◆ Required work: Leaving out the pictures, transcribe all of the records faithfully.

:: Data to use ::

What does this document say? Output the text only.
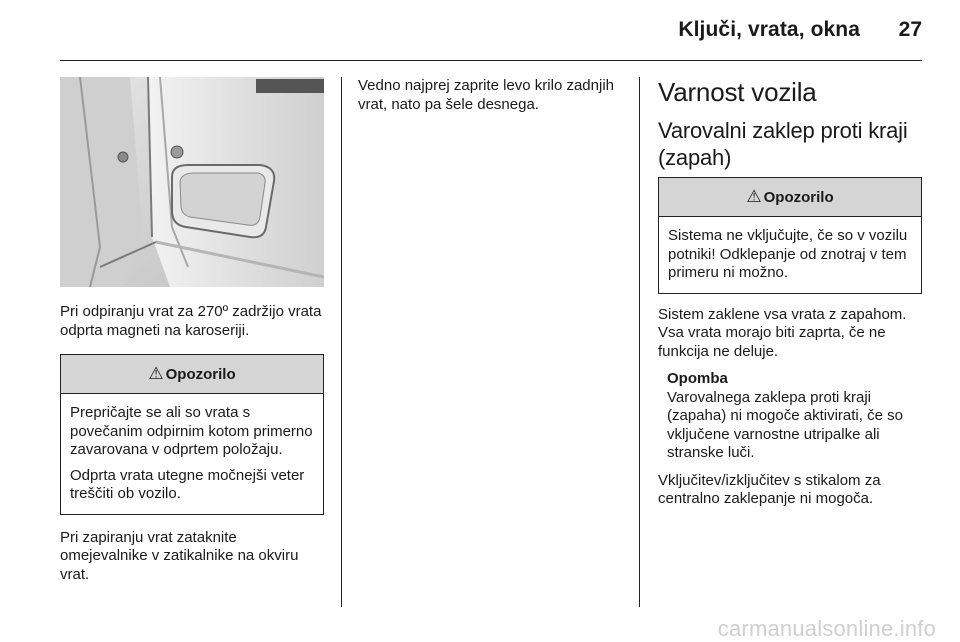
Ključi, vrata, okna	27

Pri odpiranju vrat za 270º zadržijo vrata odprta magneti na karoseriji.

⚠ Opozorilo

Prepričajte se ali so vrata s povečanim odpirnim kotom primerno zavarovana v odprtem položaju.

Odprta vrata utegne močnejši veter treščiti ob vozilo.

Pri zapiranju vrat zataknite omejevalnike v zatikalnike na okviru vrat.

Vedno najprej zaprite levo krilo zadnjih vrat, nato pa šele desnega.	Varnost vozila
Varovalni zaklep proti kraji (zapah)
⚠ Opozorilo

Sistema ne vključujte, če so v vozilu potniki! Odklepanje od znotraj v tem primeru ni možno.

Sistem zaklene vsa vrata z zapahom. Vsa vrata morajo biti zaprta, če ne funkcija ne deluje.

Opomba
Varovalnega zaklepa proti kraji (zapaha) ni mogoče aktivirati, če so vključene varnostne utripalke ali stranske luči.

Vključitev/izključitev s stikalom za centralno zaklepanje ni mogoča.

carmanualsonline.info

:::

◆ The reply:
What does this document say? Output the text only.
Ključi, vrata, okna	27

Pri odpiranju vrat za 270º zadržijo vrata odprta magneti na karoseriji.

⚠ Opozorilo

Prepričajte se ali so vrata s povečanim odpirnim kotom primerno zavarovana v odprtem položaju.

Odprta vrata utegne močnejši veter treščiti ob vozilo.

Pri zapiranju vrat zataknite omejevalnike v zatikalnike na okviru vrat.

Vedno najprej zaprite levo krilo zadnjih vrat, nato pa šele desnega.	Varnost vozila
Varovalni zaklep proti kraji (zapah)
⚠ Opozorilo

Sistema ne vključujte, če so v vozilu potniki! Odklepanje od znotraj v tem primeru ni možno.

Sistem zaklene vsa vrata z zapahom. Vsa vrata morajo biti zaprta, če ne funkcija ne deluje.

Opomba
Varovalnega zaklepa proti kraji (zapaha) ni mogoče aktivirati, če so vključene varnostne utripalke ali stranske luči.

Vključitev/izključitev s stikalom za centralno zaklepanje ni mogoča.

carmanualsonline.info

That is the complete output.